Stored data:
================

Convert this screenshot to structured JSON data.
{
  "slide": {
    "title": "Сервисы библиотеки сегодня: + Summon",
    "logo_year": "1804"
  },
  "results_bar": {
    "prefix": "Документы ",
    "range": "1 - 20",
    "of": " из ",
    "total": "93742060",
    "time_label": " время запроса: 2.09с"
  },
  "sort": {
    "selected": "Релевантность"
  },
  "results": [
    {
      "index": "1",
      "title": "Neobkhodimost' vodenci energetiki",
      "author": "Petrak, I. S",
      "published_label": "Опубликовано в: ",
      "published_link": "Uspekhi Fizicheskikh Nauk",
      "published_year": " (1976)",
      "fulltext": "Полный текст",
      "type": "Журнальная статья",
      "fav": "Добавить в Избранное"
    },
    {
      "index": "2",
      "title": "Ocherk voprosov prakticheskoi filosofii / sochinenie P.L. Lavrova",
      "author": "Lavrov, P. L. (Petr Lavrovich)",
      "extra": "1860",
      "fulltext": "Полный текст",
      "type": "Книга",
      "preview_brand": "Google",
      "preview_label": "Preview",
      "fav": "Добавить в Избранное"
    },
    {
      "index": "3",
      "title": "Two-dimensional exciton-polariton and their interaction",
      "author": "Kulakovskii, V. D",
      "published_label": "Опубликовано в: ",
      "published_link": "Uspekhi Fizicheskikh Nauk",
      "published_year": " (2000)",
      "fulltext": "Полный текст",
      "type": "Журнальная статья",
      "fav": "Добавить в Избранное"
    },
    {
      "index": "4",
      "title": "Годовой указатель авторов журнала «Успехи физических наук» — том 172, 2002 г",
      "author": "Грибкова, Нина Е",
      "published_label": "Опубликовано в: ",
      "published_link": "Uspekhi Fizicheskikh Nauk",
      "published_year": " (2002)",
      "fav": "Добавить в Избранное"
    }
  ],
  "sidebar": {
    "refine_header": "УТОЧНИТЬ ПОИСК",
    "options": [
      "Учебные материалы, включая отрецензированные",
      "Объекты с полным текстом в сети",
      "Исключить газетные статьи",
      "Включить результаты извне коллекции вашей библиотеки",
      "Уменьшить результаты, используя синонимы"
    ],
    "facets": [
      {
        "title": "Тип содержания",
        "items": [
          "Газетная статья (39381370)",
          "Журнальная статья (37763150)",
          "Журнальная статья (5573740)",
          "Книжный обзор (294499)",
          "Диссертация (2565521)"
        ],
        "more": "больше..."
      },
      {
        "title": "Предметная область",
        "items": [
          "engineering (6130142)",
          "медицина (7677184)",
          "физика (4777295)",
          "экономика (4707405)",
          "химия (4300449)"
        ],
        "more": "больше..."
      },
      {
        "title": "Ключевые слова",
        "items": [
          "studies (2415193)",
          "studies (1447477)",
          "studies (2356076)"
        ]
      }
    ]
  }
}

================

▶ [Task objective]
Extract all lines from the data in which "studies" is found.

▶ [Result]
          "studies (2415193)",
          "studies (1447477)",
          "studies (2356076)"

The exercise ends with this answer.